### Auszug

──────────────────────────────

Stahl: Das ist spekulativ: Wenn sich die Gruppe durch Banküberfälle finanziell über Wasser gehalten hat, und da sie ihre Taten ja nicht bekannt hat, kann sie natürlich autonom und unerkannt existieren, auch dreizehn Jahre lang – denkbar ist das. Ob es so war – wer weiß?

Einige Politiker spekulieren, daß weitere solche Gruppen unerkannt in Deutschland tätig sind. Ist das der Versuch, die Sache über Gebühr aufzubauschen oder eine reale Gefahr?

Stahl: Ich muß zugeben, daß auch ich von dem, was sich da offenbart hat, völlig überrascht bin. Wenn mir vor zehn Tagen einer gesagt hätte, daß es so etwas in Deutschland gibt, dann hätte ich das kopfschüttelnd für Spinnerei gehalten. Insofern meine ich, daß sich Ihre Frage derzeit nicht seriös beantworten läßt.

Nun wird gefordert, wieder mehr Geld in den „Kampf gegen Rechts“ zu stecken.

Stahl: Natürlich, den einschlägigen Gruppierungen, die ihre Existenzberechtigung aus diesem Kampf ableiten, werden diese Taten Oberwasser verschaffen, kein Zweifel. Aber zu bedenken bleibt, trotz allen Entsetzens über die aufgedeckten Morde, daß nach dem Verfassungsschutzbericht 2010 die Zahl der dem Rechtsextremismus zugeordneten Gewaltdelikte bei 285 Taten liegt, während auf das Konto der linksextremistischen Szene nach dem selben Bericht 944 Gewalttaten gehen – also das Mehrfache!

Ist ein Verbot der NPD die Lösung des Problems, wie Bayerns Innenminister Herrmann nahelegt?

Stahl: Die Antipathie gegenüber der NPD teile ich durchaus. Diesen Gedankengang kann ich aber nicht nachvollziehen. Wenn er keine relevanten konkreten Zusammenhänge zwischen den Morden des NSU und Tun und Reden der NPD nachweisen kann, wird er mit einem neuen Verbotsantrag, der sich isoliert auf diese Untaten stützt, scheitern. Der Umstand, daß die NPD ausländerfeindlich ist, wird allein für ein Verbot nicht ausreichen. Denn jeder Bürger hat das Recht, die Immigration von Ausländern nach Deutschland abzulehnen und Ausländer nicht zu mögen. Er darf jedoch nicht zu Straftaten gegen sie auffordern.

──────────────────────────────

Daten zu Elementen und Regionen
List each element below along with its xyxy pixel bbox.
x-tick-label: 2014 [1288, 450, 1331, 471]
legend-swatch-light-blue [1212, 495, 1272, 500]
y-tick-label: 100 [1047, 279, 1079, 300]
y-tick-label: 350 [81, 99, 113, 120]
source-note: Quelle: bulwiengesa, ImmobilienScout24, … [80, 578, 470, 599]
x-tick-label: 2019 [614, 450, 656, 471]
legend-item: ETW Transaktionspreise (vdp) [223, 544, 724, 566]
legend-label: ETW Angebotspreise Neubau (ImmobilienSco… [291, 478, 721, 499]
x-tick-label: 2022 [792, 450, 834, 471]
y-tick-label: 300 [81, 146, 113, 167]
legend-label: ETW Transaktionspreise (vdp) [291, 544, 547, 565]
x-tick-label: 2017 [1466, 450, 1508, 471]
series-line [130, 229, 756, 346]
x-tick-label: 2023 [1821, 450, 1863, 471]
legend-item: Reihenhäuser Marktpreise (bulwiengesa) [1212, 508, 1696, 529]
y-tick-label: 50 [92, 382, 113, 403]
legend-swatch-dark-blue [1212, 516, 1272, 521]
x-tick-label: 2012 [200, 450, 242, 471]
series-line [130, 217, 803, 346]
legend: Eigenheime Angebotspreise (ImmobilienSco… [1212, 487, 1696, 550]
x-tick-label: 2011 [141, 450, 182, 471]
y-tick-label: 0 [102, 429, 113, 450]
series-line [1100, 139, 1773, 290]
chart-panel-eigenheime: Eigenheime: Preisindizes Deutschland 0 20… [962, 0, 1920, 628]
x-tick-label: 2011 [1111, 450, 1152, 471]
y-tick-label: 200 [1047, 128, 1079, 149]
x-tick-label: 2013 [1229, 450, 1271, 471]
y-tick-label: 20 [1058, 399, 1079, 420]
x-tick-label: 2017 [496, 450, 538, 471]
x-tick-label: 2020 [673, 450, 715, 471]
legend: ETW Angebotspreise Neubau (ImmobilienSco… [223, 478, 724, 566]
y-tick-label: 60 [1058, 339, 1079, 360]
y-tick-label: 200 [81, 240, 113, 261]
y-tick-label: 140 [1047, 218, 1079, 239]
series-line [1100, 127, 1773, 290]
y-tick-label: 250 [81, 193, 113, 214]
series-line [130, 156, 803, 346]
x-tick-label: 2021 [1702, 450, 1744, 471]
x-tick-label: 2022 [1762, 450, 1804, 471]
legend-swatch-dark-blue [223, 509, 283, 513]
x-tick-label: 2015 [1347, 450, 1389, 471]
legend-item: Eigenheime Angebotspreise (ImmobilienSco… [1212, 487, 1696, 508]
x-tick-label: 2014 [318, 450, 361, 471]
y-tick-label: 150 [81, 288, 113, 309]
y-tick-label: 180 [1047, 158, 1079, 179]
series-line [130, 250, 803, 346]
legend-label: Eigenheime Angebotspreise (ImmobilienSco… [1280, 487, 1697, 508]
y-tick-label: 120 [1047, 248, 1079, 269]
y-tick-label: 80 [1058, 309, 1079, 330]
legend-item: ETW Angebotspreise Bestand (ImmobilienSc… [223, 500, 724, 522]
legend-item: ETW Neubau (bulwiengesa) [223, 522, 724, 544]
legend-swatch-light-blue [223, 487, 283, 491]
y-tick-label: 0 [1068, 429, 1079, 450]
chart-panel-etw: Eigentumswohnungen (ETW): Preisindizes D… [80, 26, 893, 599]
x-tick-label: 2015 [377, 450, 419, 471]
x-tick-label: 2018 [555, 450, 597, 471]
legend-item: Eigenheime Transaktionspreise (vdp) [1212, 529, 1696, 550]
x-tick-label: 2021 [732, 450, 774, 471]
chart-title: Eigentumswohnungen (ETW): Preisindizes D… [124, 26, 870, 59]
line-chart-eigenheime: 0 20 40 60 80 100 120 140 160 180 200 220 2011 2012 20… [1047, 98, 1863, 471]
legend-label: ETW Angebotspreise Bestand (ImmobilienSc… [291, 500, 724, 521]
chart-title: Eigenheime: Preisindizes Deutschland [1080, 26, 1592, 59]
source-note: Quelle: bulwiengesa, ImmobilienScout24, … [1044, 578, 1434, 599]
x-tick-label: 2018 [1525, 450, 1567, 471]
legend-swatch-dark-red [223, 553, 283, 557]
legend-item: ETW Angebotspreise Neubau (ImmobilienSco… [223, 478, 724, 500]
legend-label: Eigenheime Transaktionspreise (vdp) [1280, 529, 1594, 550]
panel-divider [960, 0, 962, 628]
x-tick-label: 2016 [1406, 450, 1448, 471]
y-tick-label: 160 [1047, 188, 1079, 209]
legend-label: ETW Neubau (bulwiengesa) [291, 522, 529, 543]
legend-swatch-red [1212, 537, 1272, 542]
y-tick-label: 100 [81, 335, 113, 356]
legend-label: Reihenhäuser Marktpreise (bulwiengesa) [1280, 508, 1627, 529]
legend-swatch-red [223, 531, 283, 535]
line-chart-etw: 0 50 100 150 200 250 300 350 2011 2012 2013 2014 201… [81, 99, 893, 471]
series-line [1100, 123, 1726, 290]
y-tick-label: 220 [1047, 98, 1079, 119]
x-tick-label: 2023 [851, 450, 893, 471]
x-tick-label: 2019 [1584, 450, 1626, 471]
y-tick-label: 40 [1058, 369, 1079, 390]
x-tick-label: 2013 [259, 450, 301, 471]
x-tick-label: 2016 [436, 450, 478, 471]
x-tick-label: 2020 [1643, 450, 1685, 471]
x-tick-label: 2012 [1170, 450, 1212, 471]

──────────────────────────────

### Kurze Übung 1
Prüfen Sie, ob die Aussagen (a), (b) und (c) mit dem Auszug übereinstimmen. (a) Laut Verfassungsschutzbericht 2010 wurden dem Rechtsextremismus 285 Gewaltdelikte zugeordnet. (b) Stahl hält die Frage nach weiteren unerkannten Gruppen in Deutschland derzeit für seriös beantwortbar. (c) Stahl hält die Ausländerfeindlichkeit der NPD allein für ausreichend für ein Verbot. Beantworten Sie jede Aussage mit Ja oder Nein, und zitieren Sie die entscheidenden Worte des Auszugs wörtlich.
### Kurze Übung 2
Wer legt laut dem Auszug ein Verbot der NPD als Lösung des Problems nahe?
### Kurze Übung 3
Geben Sie den Auszug von „Stahl: Das ist“ bis „war – wer weiß?“ wörtlich wieder.

### Richtige Antwort 1
(a) Ja: „nach dem Verfassungsschutzbericht 2010 die Zahl der dem Rechtsextremismus zugeordneten Gewaltdelikte bei 285 Taten liegt“
(b) Nein: „daß sich Ihre Frage derzeit nicht seriös beantworten läßt“
(c) Nein: „Der Umstand, daß die NPD ausländerfeindlich ist, wird allein für ein Verbot nicht ausreichen.“

### Richtige Antwort 2
Bayerns Innenminister Herrmann.

### Richtige Antwort 3
Stahl: Das ist spekulativ: Wenn sich die Gruppe durch Banküberfälle finanziell über Wasser gehalten hat, und da sie ihre Taten ja nicht bekannt hat, kann sie natürlich autonom und unerkannt existieren, auch dreizehn Jahre lang – denkbar ist das. Ob es so war – wer weiß?